* [Textauszug]:
★ ★ ★ ★ ★

Heilige Schriften
Rut 2


Kapitel 2

Rut hält Nachlese auf den Feldern des Boas, eines nahen Verwandten Noomis – Er behandelt Rut freundlich.

1 Nun hatte Noomi einen Verwandten von Seiten ihres Mannes, einen sehr wohlhabenden Mann aus der Familie Elimelechs, namens Boas.

2 Als nun die Moabiterin Rut zu Noomi sagte: „Ich will doch aufs Feld gehen und Ähren lesen hinter einem her, der es mir erlauben wird“, erwiderte diese ihr: „Geh nur, meine Tochter!“

3 So ging sie denn hin und las auf dem Felde hinter den Schnittern her auf, und der Zufall wollte es, dass das Grundstück dem Boas gehörte, der aus der Familie Elimelechs stammte.

★ ★ ★ ★ ★

* [Aufgabe A]:
Schreibe die Zeilen der Auflistung vom Anfang bis zur Zeile mit „panel-b-estimate-point: [467, 821, 481, 834]“ einschließlich unverändert ab.

* [Eingabematerial]:
★ ★ ★ ★ ★

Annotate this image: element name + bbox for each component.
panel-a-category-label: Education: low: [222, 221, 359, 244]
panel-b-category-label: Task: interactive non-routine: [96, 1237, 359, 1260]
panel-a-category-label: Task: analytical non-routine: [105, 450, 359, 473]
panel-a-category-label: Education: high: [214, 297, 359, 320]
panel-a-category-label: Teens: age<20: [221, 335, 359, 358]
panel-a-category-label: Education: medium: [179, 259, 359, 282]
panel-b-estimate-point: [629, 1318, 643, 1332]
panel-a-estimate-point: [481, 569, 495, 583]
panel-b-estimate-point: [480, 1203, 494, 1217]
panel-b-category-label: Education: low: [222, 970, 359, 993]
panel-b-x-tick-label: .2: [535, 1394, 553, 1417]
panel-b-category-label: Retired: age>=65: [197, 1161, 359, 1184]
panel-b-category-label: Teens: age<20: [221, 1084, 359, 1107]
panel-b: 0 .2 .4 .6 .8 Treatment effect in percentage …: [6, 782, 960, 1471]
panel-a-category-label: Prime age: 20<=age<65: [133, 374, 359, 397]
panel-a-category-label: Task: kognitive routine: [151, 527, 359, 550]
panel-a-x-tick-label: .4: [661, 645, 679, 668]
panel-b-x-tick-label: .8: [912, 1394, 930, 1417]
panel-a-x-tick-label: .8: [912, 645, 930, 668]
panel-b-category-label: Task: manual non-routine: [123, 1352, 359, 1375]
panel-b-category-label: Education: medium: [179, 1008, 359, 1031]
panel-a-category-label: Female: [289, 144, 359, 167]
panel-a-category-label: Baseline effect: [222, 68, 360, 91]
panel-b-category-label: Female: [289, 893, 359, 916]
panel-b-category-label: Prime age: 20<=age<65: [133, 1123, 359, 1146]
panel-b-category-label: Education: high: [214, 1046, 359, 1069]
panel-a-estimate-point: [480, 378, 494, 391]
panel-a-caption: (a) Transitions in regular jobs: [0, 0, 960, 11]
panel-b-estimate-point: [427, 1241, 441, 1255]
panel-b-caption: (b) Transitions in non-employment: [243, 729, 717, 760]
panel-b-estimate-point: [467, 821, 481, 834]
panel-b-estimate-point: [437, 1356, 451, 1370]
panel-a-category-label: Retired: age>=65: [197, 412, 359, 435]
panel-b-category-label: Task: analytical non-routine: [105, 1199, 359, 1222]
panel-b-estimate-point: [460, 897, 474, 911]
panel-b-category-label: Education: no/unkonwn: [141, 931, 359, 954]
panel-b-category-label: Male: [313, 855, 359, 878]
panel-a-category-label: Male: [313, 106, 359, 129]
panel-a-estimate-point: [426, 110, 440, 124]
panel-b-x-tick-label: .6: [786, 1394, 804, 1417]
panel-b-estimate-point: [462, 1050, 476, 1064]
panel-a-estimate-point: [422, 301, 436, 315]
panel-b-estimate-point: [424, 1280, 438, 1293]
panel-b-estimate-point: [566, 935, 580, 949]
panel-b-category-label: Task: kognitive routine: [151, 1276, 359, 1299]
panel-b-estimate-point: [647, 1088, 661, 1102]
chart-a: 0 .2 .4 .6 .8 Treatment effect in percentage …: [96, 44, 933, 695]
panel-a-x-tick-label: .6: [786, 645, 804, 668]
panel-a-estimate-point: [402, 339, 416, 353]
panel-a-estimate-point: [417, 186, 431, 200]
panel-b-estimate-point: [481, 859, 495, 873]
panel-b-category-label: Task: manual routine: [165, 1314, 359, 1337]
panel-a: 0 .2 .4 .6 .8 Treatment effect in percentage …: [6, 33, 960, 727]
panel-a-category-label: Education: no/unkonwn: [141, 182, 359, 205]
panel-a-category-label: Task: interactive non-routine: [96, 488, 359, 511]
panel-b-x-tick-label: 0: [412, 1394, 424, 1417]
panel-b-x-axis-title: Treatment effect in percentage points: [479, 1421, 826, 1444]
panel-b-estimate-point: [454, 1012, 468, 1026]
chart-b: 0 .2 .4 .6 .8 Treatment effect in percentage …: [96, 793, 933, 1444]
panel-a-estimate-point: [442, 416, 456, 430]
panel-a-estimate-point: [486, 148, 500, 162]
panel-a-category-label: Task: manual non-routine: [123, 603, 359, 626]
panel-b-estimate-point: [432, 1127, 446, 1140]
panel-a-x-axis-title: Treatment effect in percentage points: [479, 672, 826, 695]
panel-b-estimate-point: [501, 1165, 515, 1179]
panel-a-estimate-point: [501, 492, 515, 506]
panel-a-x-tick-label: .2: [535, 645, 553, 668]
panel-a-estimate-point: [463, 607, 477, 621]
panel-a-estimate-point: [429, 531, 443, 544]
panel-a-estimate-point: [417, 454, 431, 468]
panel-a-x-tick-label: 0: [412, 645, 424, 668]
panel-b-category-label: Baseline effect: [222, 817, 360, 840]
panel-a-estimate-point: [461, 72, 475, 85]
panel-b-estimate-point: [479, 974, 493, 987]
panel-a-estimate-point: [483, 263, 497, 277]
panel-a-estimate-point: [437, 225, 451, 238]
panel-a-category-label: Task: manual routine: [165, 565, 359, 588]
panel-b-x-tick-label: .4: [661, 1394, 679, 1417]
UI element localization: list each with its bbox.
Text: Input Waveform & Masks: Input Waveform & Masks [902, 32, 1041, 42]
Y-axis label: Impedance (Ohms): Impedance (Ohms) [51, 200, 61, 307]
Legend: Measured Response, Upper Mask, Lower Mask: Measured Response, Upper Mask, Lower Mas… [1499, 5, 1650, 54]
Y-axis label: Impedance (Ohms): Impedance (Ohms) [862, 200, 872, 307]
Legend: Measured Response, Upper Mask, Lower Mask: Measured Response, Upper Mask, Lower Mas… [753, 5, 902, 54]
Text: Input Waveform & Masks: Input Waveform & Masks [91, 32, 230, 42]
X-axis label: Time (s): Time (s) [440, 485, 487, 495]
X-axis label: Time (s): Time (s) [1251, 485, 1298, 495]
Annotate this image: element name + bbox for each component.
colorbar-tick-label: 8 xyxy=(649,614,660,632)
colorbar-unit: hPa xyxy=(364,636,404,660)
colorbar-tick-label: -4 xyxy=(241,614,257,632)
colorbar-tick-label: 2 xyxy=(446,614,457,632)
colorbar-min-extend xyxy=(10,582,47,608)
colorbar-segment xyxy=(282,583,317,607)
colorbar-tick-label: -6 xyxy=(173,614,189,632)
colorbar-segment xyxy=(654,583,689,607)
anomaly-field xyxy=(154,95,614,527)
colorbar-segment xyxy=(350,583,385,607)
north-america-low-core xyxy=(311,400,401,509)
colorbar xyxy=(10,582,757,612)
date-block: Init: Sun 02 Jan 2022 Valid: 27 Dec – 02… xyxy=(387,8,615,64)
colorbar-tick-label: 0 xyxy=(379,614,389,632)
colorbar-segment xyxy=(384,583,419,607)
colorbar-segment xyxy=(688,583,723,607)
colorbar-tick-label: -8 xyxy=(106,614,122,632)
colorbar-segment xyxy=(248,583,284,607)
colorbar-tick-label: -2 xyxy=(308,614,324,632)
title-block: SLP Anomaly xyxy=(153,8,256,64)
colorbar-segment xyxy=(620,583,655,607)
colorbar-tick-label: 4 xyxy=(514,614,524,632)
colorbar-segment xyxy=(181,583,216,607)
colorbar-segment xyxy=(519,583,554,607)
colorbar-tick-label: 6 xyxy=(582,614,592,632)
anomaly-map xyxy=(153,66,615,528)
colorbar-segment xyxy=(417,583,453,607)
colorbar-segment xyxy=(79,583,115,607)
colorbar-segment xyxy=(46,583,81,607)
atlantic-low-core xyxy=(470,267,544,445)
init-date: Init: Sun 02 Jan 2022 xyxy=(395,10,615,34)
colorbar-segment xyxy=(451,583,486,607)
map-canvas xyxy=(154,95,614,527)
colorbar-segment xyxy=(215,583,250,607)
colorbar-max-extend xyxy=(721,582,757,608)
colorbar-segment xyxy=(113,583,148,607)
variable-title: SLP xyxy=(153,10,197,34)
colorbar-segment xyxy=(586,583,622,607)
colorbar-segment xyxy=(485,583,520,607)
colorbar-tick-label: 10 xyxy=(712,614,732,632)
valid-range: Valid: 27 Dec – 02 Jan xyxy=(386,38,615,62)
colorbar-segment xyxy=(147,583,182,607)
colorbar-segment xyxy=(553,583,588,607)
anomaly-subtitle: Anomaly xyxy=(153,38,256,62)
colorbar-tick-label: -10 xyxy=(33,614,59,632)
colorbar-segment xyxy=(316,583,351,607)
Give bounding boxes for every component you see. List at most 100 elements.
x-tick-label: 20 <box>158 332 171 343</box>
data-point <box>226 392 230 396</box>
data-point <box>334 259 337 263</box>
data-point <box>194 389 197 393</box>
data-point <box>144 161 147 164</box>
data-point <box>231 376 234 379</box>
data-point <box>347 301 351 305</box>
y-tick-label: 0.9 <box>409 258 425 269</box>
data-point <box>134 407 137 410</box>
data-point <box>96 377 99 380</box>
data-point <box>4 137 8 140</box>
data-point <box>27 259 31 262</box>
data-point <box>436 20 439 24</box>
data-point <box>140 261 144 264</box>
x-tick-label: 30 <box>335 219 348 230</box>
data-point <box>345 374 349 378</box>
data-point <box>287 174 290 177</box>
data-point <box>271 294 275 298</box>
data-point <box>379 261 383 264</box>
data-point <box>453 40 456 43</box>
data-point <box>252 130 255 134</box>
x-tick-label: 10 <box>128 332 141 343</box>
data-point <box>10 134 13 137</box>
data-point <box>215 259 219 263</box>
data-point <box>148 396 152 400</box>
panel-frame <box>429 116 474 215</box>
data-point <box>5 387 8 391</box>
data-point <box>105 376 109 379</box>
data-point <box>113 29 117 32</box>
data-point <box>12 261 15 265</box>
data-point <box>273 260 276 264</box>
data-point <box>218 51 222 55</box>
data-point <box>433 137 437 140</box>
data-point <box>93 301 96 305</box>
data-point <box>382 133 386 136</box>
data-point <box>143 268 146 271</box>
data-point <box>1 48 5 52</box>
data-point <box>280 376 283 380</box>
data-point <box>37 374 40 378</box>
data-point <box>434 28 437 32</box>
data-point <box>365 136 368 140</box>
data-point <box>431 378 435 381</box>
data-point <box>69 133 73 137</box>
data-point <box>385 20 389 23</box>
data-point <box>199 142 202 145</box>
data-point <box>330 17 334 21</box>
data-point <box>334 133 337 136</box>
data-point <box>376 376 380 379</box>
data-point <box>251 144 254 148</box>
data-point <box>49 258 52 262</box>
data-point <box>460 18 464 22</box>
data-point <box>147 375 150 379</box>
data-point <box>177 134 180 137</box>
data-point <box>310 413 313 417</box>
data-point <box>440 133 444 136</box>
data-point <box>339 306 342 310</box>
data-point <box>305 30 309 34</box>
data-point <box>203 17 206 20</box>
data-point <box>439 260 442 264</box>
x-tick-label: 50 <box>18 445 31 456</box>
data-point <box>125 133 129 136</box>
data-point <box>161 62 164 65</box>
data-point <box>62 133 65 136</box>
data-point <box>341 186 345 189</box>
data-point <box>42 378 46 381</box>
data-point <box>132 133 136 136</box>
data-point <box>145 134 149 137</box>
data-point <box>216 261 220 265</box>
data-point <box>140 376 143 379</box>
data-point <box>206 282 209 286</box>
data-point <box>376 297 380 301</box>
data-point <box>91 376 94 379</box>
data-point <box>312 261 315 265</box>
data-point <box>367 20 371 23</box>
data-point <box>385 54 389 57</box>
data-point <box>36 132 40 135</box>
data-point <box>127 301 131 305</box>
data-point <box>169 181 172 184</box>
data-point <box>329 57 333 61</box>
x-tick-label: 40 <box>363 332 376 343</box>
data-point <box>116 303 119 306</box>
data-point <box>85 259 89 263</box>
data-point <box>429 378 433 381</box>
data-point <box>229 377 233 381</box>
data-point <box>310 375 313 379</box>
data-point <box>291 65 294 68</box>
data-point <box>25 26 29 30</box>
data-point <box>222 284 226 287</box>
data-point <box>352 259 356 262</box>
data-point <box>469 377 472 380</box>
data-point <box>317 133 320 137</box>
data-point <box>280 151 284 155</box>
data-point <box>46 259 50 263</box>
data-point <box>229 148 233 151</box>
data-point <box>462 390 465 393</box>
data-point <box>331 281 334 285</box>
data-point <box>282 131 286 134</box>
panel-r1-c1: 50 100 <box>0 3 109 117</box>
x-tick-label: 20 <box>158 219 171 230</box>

★ ★ ★ ★ ★

* [Aufgabe B]:
Gib aus dem Textauszug zu Rut 2 den Abschnitt von „Rut hält Nachlese“ bis „Familie Elimelechs stammte.“ wortgetreu wieder.

* [Ergebnis A]:
Annotate this image: element name + bbox for each component.
panel-a-category-label: Education: low: [222, 221, 359, 244]
panel-b-category-label: Task: interactive non-routine: [96, 1237, 359, 1260]
panel-a-category-label: Task: analytical non-routine: [105, 450, 359, 473]
panel-a-category-label: Education: high: [214, 297, 359, 320]
panel-a-category-label: Teens: age<20: [221, 335, 359, 358]
panel-a-category-label: Education: medium: [179, 259, 359, 282]
panel-b-estimate-point: [629, 1318, 643, 1332]
panel-a-estimate-point: [481, 569, 495, 583]
panel-b-estimate-point: [480, 1203, 494, 1217]
panel-b-category-label: Education: low: [222, 970, 359, 993]
panel-b-x-tick-label: .2: [535, 1394, 553, 1417]
panel-b-category-label: Retired: age>=65: [197, 1161, 359, 1184]
panel-b-category-label: Teens: age<20: [221, 1084, 359, 1107]
panel-b: 0 .2 .4 .6 .8 Treatment effect in percentage …: [6, 782, 960, 1471]
panel-a-category-label: Prime age: 20<=age<65: [133, 374, 359, 397]
panel-a-category-label: Task: kognitive routine: [151, 527, 359, 550]
panel-a-x-tick-label: .4: [661, 645, 679, 668]
panel-b-x-tick-label: .8: [912, 1394, 930, 1417]
panel-a-x-tick-label: .8: [912, 645, 930, 668]
panel-b-category-label: Task: manual non-routine: [123, 1352, 359, 1375]
panel-b-category-label: Education: medium: [179, 1008, 359, 1031]
panel-a-category-label: Female: [289, 144, 359, 167]
panel-a-category-label: Baseline effect: [222, 68, 360, 91]
panel-b-category-label: Female: [289, 893, 359, 916]
panel-b-category-label: Prime age: 20<=age<65: [133, 1123, 359, 1146]
panel-b-category-label: Education: high: [214, 1046, 359, 1069]
panel-a-estimate-point: [480, 378, 494, 391]
panel-a-caption: (a) Transitions in regular jobs: [0, 0, 960, 11]
panel-b-estimate-point: [427, 1241, 441, 1255]
panel-b-caption: (b) Transitions in non-employment: [243, 729, 717, 760]
panel-b-estimate-point: [467, 821, 481, 834]

* [Ergebnis B]:
Rut hält Nachlese auf den Feldern des Boas, eines nahen Verwandten Noomis – Er behandelt Rut freundlich.

1 Nun hatte Noomi einen Verwandten von Seiten ihres Mannes, einen sehr wohlhabenden Mann aus der Familie Elimelechs, namens Boas.

2 Als nun die Moabiterin Rut zu Noomi sagte: „Ich will doch aufs Feld gehen und Ähren lesen hinter einem her, der es mir erlauben wird“, erwiderte diese ihr: „Geh nur, meine Tochter!“

3 So ging sie denn hin und las auf dem Felde hinter den Schnittern her auf, und der Zufall wollte es, dass das Grundstück dem Boas gehörte, der aus der Familie Elimelechs stammte.